» Your goal: Please print the lines below verbatim, omitting the pictures.

» Supplied information:

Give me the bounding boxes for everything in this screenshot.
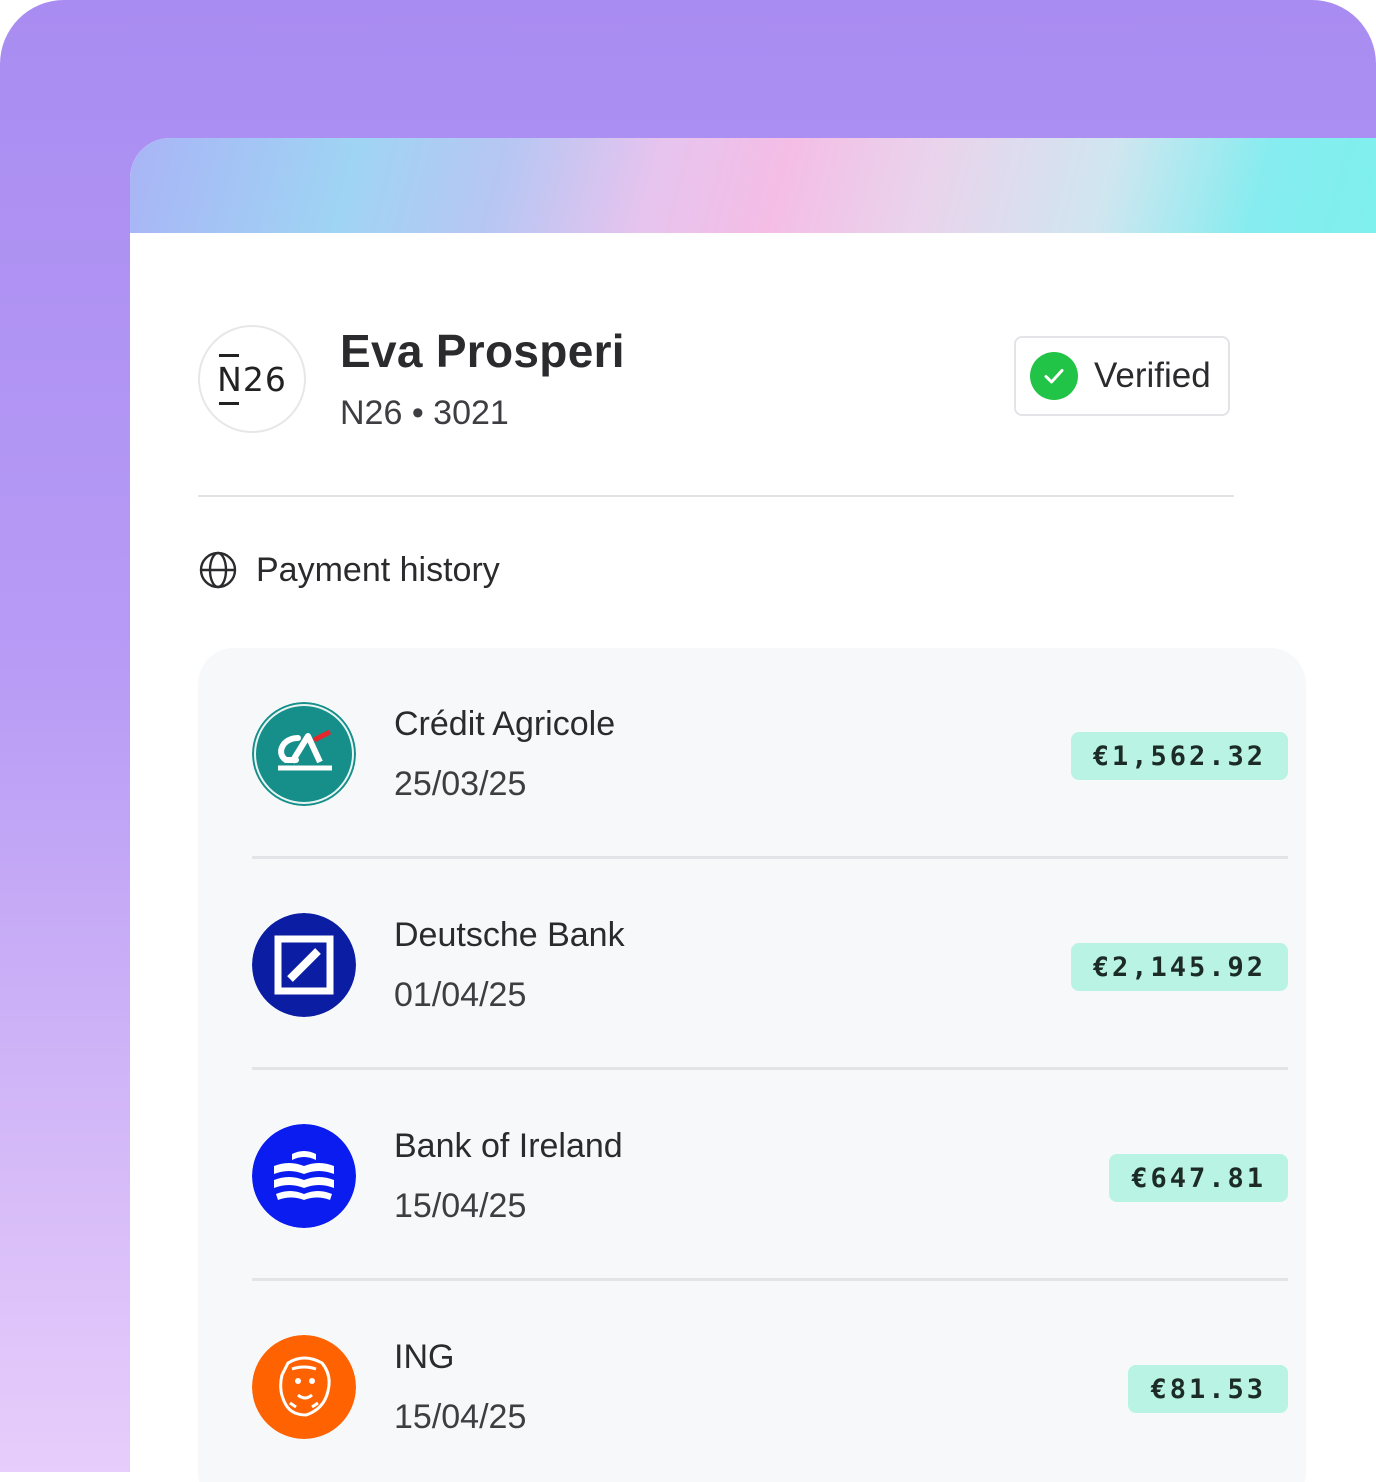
header-divider [198, 495, 1234, 497]
check-icon [1030, 352, 1078, 400]
deutsche-bank-logo [252, 913, 356, 1017]
bank-name: ING [394, 1338, 455, 1376]
payment-history-title: Payment history [256, 550, 500, 589]
list-item[interactable]: Bank of Ireland 15/04/25 €647.81 [252, 1070, 1288, 1281]
bank-name: Deutsche Bank [394, 916, 625, 954]
n26-logo-text: N26 [217, 353, 287, 405]
list-item[interactable]: Deutsche Bank 01/04/25 €2,145.92 [252, 859, 1288, 1070]
globe-icon [199, 551, 237, 589]
payment-history-header: Payment history [198, 550, 500, 590]
verified-badge: Verified [1014, 336, 1230, 416]
ing-logo [252, 1335, 356, 1439]
payment-date: 15/04/25 [394, 1187, 527, 1225]
account-card: N26 Eva Prosperi N26 • 3021 Verified Pay… [130, 138, 1376, 1482]
list-item[interactable]: ING 15/04/25 €81.53 [252, 1281, 1288, 1482]
amount-badge: €2,145.92 [1070, 943, 1288, 991]
amount-badge: €647.81 [1109, 1154, 1288, 1202]
verified-label: Verified [1094, 356, 1211, 395]
amount-badge: €1,562.32 [1070, 732, 1288, 780]
amount-badge: €81.53 [1128, 1365, 1288, 1413]
account-bank-number: N26 • 3021 [340, 394, 509, 432]
payment-history-list: Crédit Agricole 25/03/25 €1,562.32 Deuts… [198, 648, 1306, 1482]
account-holder-name: Eva Prosperi [340, 325, 625, 377]
payment-date: 01/04/25 [394, 976, 527, 1014]
list-item[interactable]: Crédit Agricole 25/03/25 €1,562.32 [252, 648, 1288, 859]
bank-of-ireland-logo [252, 1124, 356, 1228]
n26-logo: N26 [198, 325, 306, 433]
bank-name: Bank of Ireland [394, 1127, 623, 1165]
bank-name: Crédit Agricole [394, 705, 616, 743]
payment-date: 25/03/25 [394, 765, 527, 803]
payment-date: 15/04/25 [394, 1398, 527, 1436]
card-banner [130, 138, 1376, 233]
credit-agricole-logo [252, 702, 356, 806]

» Solution to this exercise:
Give me the bounding boxes for everything in this screenshot.
header-divider [198, 495, 1234, 497]
check-icon [1030, 352, 1078, 400]
deutsche-bank-logo [252, 913, 356, 1017]
bank-name: ING [394, 1338, 455, 1376]
payment-history-title: Payment history [256, 550, 500, 589]
list-item[interactable]: Bank of Ireland 15/04/25 €647.81 [252, 1070, 1288, 1281]
bank-name: Deutsche Bank [394, 916, 625, 954]
n26-logo-text: N26 [217, 353, 287, 405]
list-item[interactable]: Deutsche Bank 01/04/25 €2,145.92 [252, 859, 1288, 1070]
globe-icon [199, 551, 237, 589]
payment-history-header: Payment history [198, 550, 500, 590]
verified-badge: Verified [1014, 336, 1230, 416]
ing-logo [252, 1335, 356, 1439]
payment-date: 15/04/25 [394, 1187, 527, 1225]
account-card: N26 Eva Prosperi N26 • 3021 Verified Pay… [130, 138, 1376, 1482]
list-item[interactable]: ING 15/04/25 €81.53 [252, 1281, 1288, 1482]
amount-badge: €2,145.92 [1070, 943, 1288, 991]
amount-badge: €647.81 [1109, 1154, 1288, 1202]
verified-label: Verified [1094, 356, 1211, 395]
amount-badge: €1,562.32 [1070, 732, 1288, 780]
amount-badge: €81.53 [1128, 1365, 1288, 1413]
account-bank-number: N26 • 3021 [340, 394, 509, 432]
payment-history-list: Crédit Agricole 25/03/25 €1,562.32 Deuts… [198, 648, 1306, 1482]
account-holder-name: Eva Prosperi [340, 325, 625, 377]
payment-date: 01/04/25 [394, 976, 527, 1014]
list-item[interactable]: Crédit Agricole 25/03/25 €1,562.32 [252, 648, 1288, 859]
bank-of-ireland-logo [252, 1124, 356, 1228]
n26-logo: N26 [198, 325, 306, 433]
bank-name: Bank of Ireland [394, 1127, 623, 1165]
bank-name: Crédit Agricole [394, 705, 616, 743]
payment-date: 25/03/25 [394, 765, 527, 803]
payment-date: 15/04/25 [394, 1398, 527, 1436]
card-banner [130, 138, 1376, 233]
credit-agricole-logo [252, 702, 356, 806]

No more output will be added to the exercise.